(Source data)

(begin)

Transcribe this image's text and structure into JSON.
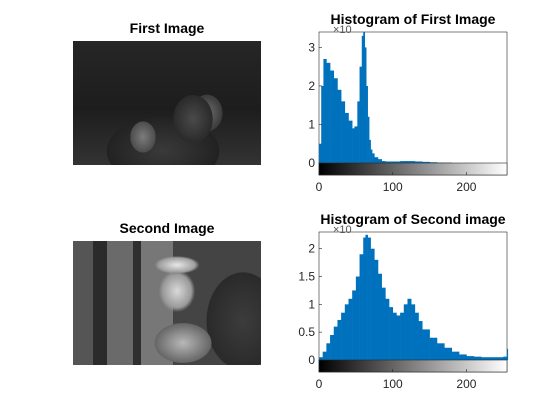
{
  "figure": {
    "titles": {
      "img1": "First Image",
      "img2": "Second Image",
      "hist1": "Histogram of First Image",
      "hist2": "Histogram of Second image"
    }
  },
  "chart_data": [
    {
      "type": "bar",
      "title": "Histogram of First Image",
      "xlabel": "",
      "ylabel": "",
      "xlim": [
        0,
        255
      ],
      "ylim": [
        0,
        3.4
      ],
      "y_exponent_label": "×10",
      "xticks": [
        0,
        100,
        200
      ],
      "yticks": [
        0,
        1,
        2,
        3
      ],
      "color": "#0072BD",
      "x": [
        0,
        3,
        6,
        10,
        15,
        20,
        25,
        30,
        35,
        40,
        45,
        48,
        52,
        55,
        58,
        60,
        62,
        64,
        66,
        68,
        70,
        72,
        75,
        80,
        85,
        90,
        100,
        110,
        120,
        130,
        140,
        150,
        160,
        170,
        180,
        200,
        255
      ],
      "values": [
        0.5,
        2.0,
        2.7,
        2.6,
        2.4,
        2.2,
        1.9,
        1.6,
        1.3,
        1.1,
        0.9,
        0.95,
        1.6,
        2.5,
        3.3,
        3.4,
        3.0,
        2.0,
        1.2,
        0.6,
        0.35,
        0.25,
        0.15,
        0.1,
        0.05,
        0.04,
        0.04,
        0.05,
        0.05,
        0.04,
        0.03,
        0.02,
        0.01,
        0.01,
        0.0,
        0.0,
        0.0
      ]
    },
    {
      "type": "bar",
      "title": "Histogram of Second image",
      "xlabel": "",
      "ylabel": "",
      "xlim": [
        0,
        255
      ],
      "ylim": [
        0,
        2.3
      ],
      "y_exponent_label": "×10",
      "xticks": [
        0,
        100,
        200
      ],
      "yticks": [
        0,
        0.5,
        1,
        1.5,
        2
      ],
      "color": "#0072BD",
      "x": [
        0,
        5,
        10,
        15,
        20,
        25,
        30,
        35,
        40,
        45,
        50,
        55,
        60,
        63,
        66,
        70,
        75,
        80,
        85,
        90,
        95,
        100,
        105,
        110,
        115,
        120,
        125,
        130,
        135,
        140,
        150,
        160,
        170,
        180,
        190,
        200,
        210,
        220,
        230,
        240,
        250,
        255
      ],
      "values": [
        0.05,
        0.15,
        0.3,
        0.45,
        0.6,
        0.72,
        0.85,
        1.0,
        1.1,
        1.25,
        1.5,
        1.9,
        2.2,
        2.25,
        2.2,
        2.0,
        1.8,
        1.55,
        1.3,
        1.1,
        0.95,
        0.85,
        0.8,
        0.85,
        1.0,
        1.1,
        1.0,
        0.85,
        0.7,
        0.55,
        0.4,
        0.3,
        0.22,
        0.15,
        0.1,
        0.07,
        0.06,
        0.05,
        0.05,
        0.05,
        0.06,
        0.2
      ]
    }
  ]
}
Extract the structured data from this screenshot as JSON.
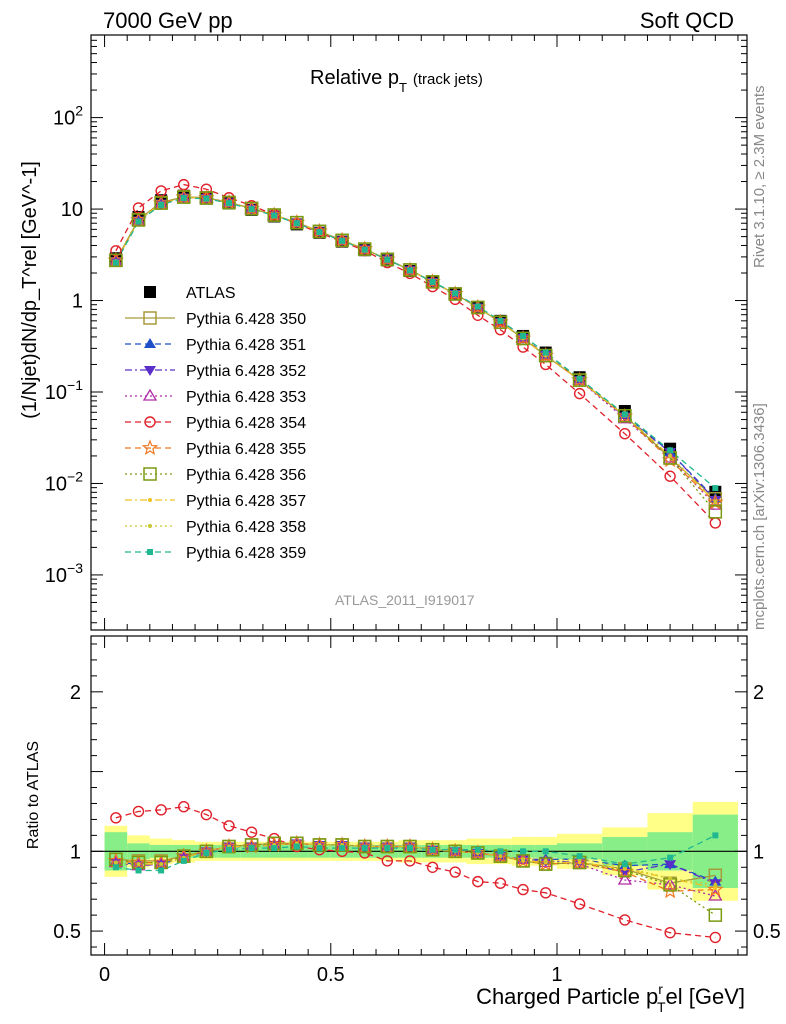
{
  "header": {
    "left": "7000 GeV pp",
    "right": "Soft QCD"
  },
  "side_labels": {
    "rivet": "Rivet 3.1.10, ≥ 2.3M events",
    "mcplots": "mcplots.cern.ch [arXiv:1306.3436]"
  },
  "colors": {
    "ATLAS": "#000000",
    "350": "#a89a3a",
    "351": "#1f4fc8",
    "352": "#5a2ec8",
    "353": "#b02aa8",
    "354": "#e0202a",
    "355": "#f07820",
    "356": "#7a9a10",
    "357": "#f0c020",
    "358": "#c8c830",
    "359": "#20b890",
    "band_inner": "#88ee88",
    "band_outer": "#ffff88"
  },
  "chart_data": [
    {
      "type": "line",
      "title": "Relative p_T (track jets)",
      "title_main": "Relative p",
      "title_sub": "T",
      "title_suffix": "(track jets)",
      "watermark": "ATLAS_2011_I919017",
      "ylabel": "(1/Njet)dN/dp_T^rel [GeV^-1]",
      "yscale": "log",
      "ylim": [
        0.00025,
        800
      ],
      "xlim": [
        -0.03,
        1.42
      ],
      "ytick_labels": [
        "10^-3",
        "10^-2",
        "10^-1",
        "1",
        "10",
        "10^2"
      ],
      "legend_position": "left",
      "x": [
        0.025,
        0.075,
        0.125,
        0.175,
        0.225,
        0.275,
        0.325,
        0.375,
        0.425,
        0.475,
        0.525,
        0.575,
        0.625,
        0.675,
        0.725,
        0.775,
        0.825,
        0.875,
        0.925,
        0.975,
        1.05,
        1.15,
        1.25,
        1.35
      ],
      "series": [
        {
          "name": "ATLAS",
          "marker": "square-filled",
          "dash": "none",
          "values": [
            2.9,
            8.2,
            12.5,
            14.0,
            13.0,
            11.5,
            9.8,
            8.3,
            6.8,
            5.5,
            4.4,
            3.55,
            2.75,
            2.1,
            1.58,
            1.18,
            0.85,
            0.6,
            0.41,
            0.27,
            0.145,
            0.062,
            0.024,
            0.0081
          ]
        },
        {
          "name": "Pythia 6.428 350",
          "marker": "square-open",
          "dash": "solid",
          "values": [
            2.75,
            7.7,
            11.8,
            13.6,
            13.3,
            11.8,
            10.2,
            8.6,
            7.1,
            5.7,
            4.55,
            3.65,
            2.82,
            2.16,
            1.6,
            1.18,
            0.84,
            0.58,
            0.385,
            0.25,
            0.135,
            0.055,
            0.019,
            0.0068
          ]
        },
        {
          "name": "Pythia 6.428 351",
          "marker": "triangle-up-filled",
          "dash": "dashed",
          "values": [
            2.7,
            7.5,
            11.5,
            13.4,
            13.2,
            11.8,
            10.1,
            8.6,
            7.1,
            5.7,
            4.55,
            3.65,
            2.82,
            2.15,
            1.6,
            1.18,
            0.84,
            0.58,
            0.39,
            0.255,
            0.138,
            0.056,
            0.022,
            0.0068
          ]
        },
        {
          "name": "Pythia 6.428 352",
          "marker": "triangle-down-filled",
          "dash": "dashdot",
          "values": [
            2.7,
            7.5,
            11.5,
            13.4,
            13.2,
            11.8,
            10.1,
            8.6,
            7.1,
            5.7,
            4.55,
            3.65,
            2.82,
            2.15,
            1.6,
            1.18,
            0.84,
            0.58,
            0.39,
            0.255,
            0.135,
            0.054,
            0.022,
            0.0066
          ]
        },
        {
          "name": "Pythia 6.428 353",
          "marker": "triangle-up-open",
          "dash": "dotted",
          "values": [
            2.7,
            7.5,
            11.5,
            13.4,
            13.2,
            11.8,
            10.1,
            8.6,
            7.1,
            5.7,
            4.55,
            3.65,
            2.82,
            2.15,
            1.6,
            1.18,
            0.84,
            0.58,
            0.39,
            0.252,
            0.134,
            0.051,
            0.019,
            0.0058
          ]
        },
        {
          "name": "Pythia 6.428 354",
          "marker": "circle-open",
          "dash": "dashed",
          "values": [
            3.5,
            10.3,
            15.8,
            18.5,
            16.5,
            13.3,
            10.9,
            8.7,
            6.9,
            5.5,
            4.4,
            3.52,
            2.6,
            1.98,
            1.42,
            1.03,
            0.69,
            0.48,
            0.31,
            0.2,
            0.096,
            0.035,
            0.012,
            0.0037
          ]
        },
        {
          "name": "Pythia 6.428 355",
          "marker": "star-open",
          "dash": "dashed",
          "values": [
            2.75,
            7.6,
            11.6,
            13.5,
            13.2,
            11.8,
            10.1,
            8.6,
            7.1,
            5.7,
            4.55,
            3.65,
            2.82,
            2.15,
            1.6,
            1.18,
            0.84,
            0.58,
            0.385,
            0.25,
            0.135,
            0.054,
            0.018,
            0.0062
          ]
        },
        {
          "name": "Pythia 6.428 356",
          "marker": "square-open",
          "dash": "dotted",
          "values": [
            2.75,
            7.6,
            11.6,
            13.5,
            13.2,
            11.8,
            10.1,
            8.6,
            7.1,
            5.7,
            4.55,
            3.65,
            2.82,
            2.16,
            1.6,
            1.18,
            0.84,
            0.58,
            0.385,
            0.25,
            0.135,
            0.055,
            0.019,
            0.0049
          ]
        },
        {
          "name": "Pythia 6.428 357",
          "marker": "dot-small",
          "dash": "dashdot",
          "values": [
            2.7,
            7.5,
            11.5,
            13.4,
            13.2,
            11.8,
            10.1,
            8.6,
            7.1,
            5.7,
            4.55,
            3.65,
            2.82,
            2.15,
            1.6,
            1.18,
            0.84,
            0.58,
            0.385,
            0.25,
            0.135,
            0.055,
            0.02,
            0.0062
          ]
        },
        {
          "name": "Pythia 6.428 358",
          "marker": "dot-small",
          "dash": "dotted",
          "values": [
            2.7,
            7.5,
            11.5,
            13.4,
            13.2,
            11.8,
            10.1,
            8.6,
            7.1,
            5.7,
            4.55,
            3.65,
            2.82,
            2.15,
            1.6,
            1.18,
            0.84,
            0.58,
            0.39,
            0.255,
            0.138,
            0.056,
            0.02,
            0.0064
          ]
        },
        {
          "name": "Pythia 6.428 359",
          "marker": "square-filled-small",
          "dash": "dashed",
          "values": [
            2.6,
            7.3,
            11.1,
            13.2,
            13.0,
            11.6,
            10.0,
            8.5,
            7.0,
            5.6,
            4.5,
            3.6,
            2.8,
            2.14,
            1.6,
            1.2,
            0.86,
            0.6,
            0.41,
            0.27,
            0.14,
            0.057,
            0.023,
            0.0089
          ]
        }
      ]
    },
    {
      "type": "line",
      "ylabel": "Ratio to ATLAS",
      "xlabel": "Charged Particle p_T^rel [GeV]",
      "xlabel_main": "Charged Particle p",
      "xlabel_sup": "r",
      "xlabel_sub": "T",
      "xlabel_suffix": "el [GeV]",
      "ylim": [
        0.35,
        2.35
      ],
      "xlim": [
        -0.03,
        1.42
      ],
      "ytick_labels": [
        "0.5",
        "1",
        "2"
      ],
      "xtick_labels": [
        "0",
        "0.5",
        "1"
      ],
      "x": [
        0.025,
        0.075,
        0.125,
        0.175,
        0.225,
        0.275,
        0.325,
        0.375,
        0.425,
        0.475,
        0.525,
        0.575,
        0.625,
        0.675,
        0.725,
        0.775,
        0.825,
        0.875,
        0.925,
        0.975,
        1.05,
        1.15,
        1.25,
        1.35
      ],
      "bands": {
        "bin_edges": [
          0.0,
          0.05,
          0.1,
          0.15,
          0.2,
          0.25,
          0.3,
          0.35,
          0.4,
          0.45,
          0.5,
          0.55,
          0.6,
          0.65,
          0.7,
          0.75,
          0.8,
          0.85,
          0.9,
          0.95,
          1.0,
          1.1,
          1.2,
          1.3,
          1.4
        ],
        "inner_half": [
          0.12,
          0.05,
          0.04,
          0.04,
          0.04,
          0.04,
          0.04,
          0.04,
          0.04,
          0.04,
          0.04,
          0.04,
          0.04,
          0.04,
          0.04,
          0.04,
          0.04,
          0.04,
          0.04,
          0.04,
          0.05,
          0.09,
          0.12,
          0.23
        ],
        "outer_half": [
          0.16,
          0.1,
          0.08,
          0.07,
          0.06,
          0.06,
          0.06,
          0.06,
          0.06,
          0.06,
          0.06,
          0.06,
          0.06,
          0.07,
          0.07,
          0.07,
          0.08,
          0.08,
          0.09,
          0.09,
          0.11,
          0.15,
          0.24,
          0.31
        ]
      },
      "series": [
        {
          "name": "Pythia 6.428 350",
          "values": [
            0.95,
            0.94,
            0.94,
            0.97,
            1.0,
            1.03,
            1.04,
            1.05,
            1.05,
            1.04,
            1.04,
            1.03,
            1.03,
            1.03,
            1.01,
            1.0,
            0.99,
            0.97,
            0.94,
            0.92,
            0.93,
            0.89,
            0.8,
            0.85
          ]
        },
        {
          "name": "Pythia 6.428 351",
          "values": [
            0.93,
            0.92,
            0.92,
            0.96,
            1.0,
            1.03,
            1.03,
            1.04,
            1.05,
            1.04,
            1.04,
            1.03,
            1.03,
            1.03,
            1.01,
            1.0,
            0.99,
            0.97,
            0.95,
            0.95,
            0.95,
            0.91,
            0.92,
            0.81
          ]
        },
        {
          "name": "Pythia 6.428 352",
          "values": [
            0.93,
            0.91,
            0.92,
            0.96,
            1.0,
            1.03,
            1.03,
            1.04,
            1.05,
            1.04,
            1.04,
            1.03,
            1.03,
            1.03,
            1.01,
            1.0,
            0.99,
            0.97,
            0.95,
            0.94,
            0.93,
            0.87,
            0.92,
            0.8
          ]
        },
        {
          "name": "Pythia 6.428 353",
          "values": [
            0.93,
            0.91,
            0.92,
            0.96,
            1.0,
            1.03,
            1.03,
            1.04,
            1.05,
            1.04,
            1.04,
            1.03,
            1.03,
            1.03,
            1.01,
            1.0,
            0.99,
            0.97,
            0.95,
            0.93,
            0.92,
            0.82,
            0.79,
            0.72
          ]
        },
        {
          "name": "Pythia 6.428 354",
          "values": [
            1.21,
            1.25,
            1.26,
            1.28,
            1.23,
            1.16,
            1.12,
            1.08,
            1.03,
            1.01,
            1.0,
            0.99,
            0.94,
            0.94,
            0.9,
            0.87,
            0.81,
            0.8,
            0.76,
            0.74,
            0.67,
            0.57,
            0.49,
            0.46
          ]
        },
        {
          "name": "Pythia 6.428 355",
          "values": [
            0.94,
            0.93,
            0.93,
            0.97,
            1.0,
            1.03,
            1.03,
            1.04,
            1.05,
            1.04,
            1.04,
            1.03,
            1.03,
            1.03,
            1.01,
            1.0,
            0.99,
            0.97,
            0.94,
            0.92,
            0.93,
            0.87,
            0.75,
            0.76
          ]
        },
        {
          "name": "Pythia 6.428 356",
          "values": [
            0.95,
            0.93,
            0.93,
            0.97,
            1.0,
            1.03,
            1.04,
            1.05,
            1.05,
            1.04,
            1.04,
            1.03,
            1.03,
            1.03,
            1.01,
            1.0,
            0.99,
            0.97,
            0.94,
            0.92,
            0.93,
            0.88,
            0.79,
            0.6
          ]
        },
        {
          "name": "Pythia 6.428 357",
          "values": [
            0.93,
            0.92,
            0.92,
            0.96,
            1.0,
            1.03,
            1.03,
            1.04,
            1.05,
            1.04,
            1.04,
            1.03,
            1.03,
            1.03,
            1.01,
            1.0,
            0.99,
            0.97,
            0.94,
            0.93,
            0.93,
            0.89,
            0.83,
            0.77
          ]
        },
        {
          "name": "Pythia 6.428 358",
          "values": [
            0.93,
            0.92,
            0.92,
            0.96,
            1.0,
            1.03,
            1.03,
            1.04,
            1.05,
            1.04,
            1.04,
            1.03,
            1.03,
            1.03,
            1.01,
            1.0,
            0.99,
            0.97,
            0.95,
            0.94,
            0.95,
            0.9,
            0.83,
            0.79
          ]
        },
        {
          "name": "Pythia 6.428 359",
          "values": [
            0.9,
            0.88,
            0.88,
            0.94,
            0.99,
            1.01,
            1.02,
            1.02,
            1.03,
            1.02,
            1.02,
            1.02,
            1.02,
            1.02,
            1.01,
            1.01,
            1.01,
            1.0,
            1.0,
            1.0,
            0.97,
            0.92,
            0.96,
            1.1
          ]
        }
      ]
    }
  ]
}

(end)

## [Problem statement]
From the data above, copy out every line with the string "filled" in it.

## [Result]
          "marker": "square-filled",
          "marker": "triangle-up-filled",
          "marker": "triangle-down-filled",
          "marker": "square-filled-small",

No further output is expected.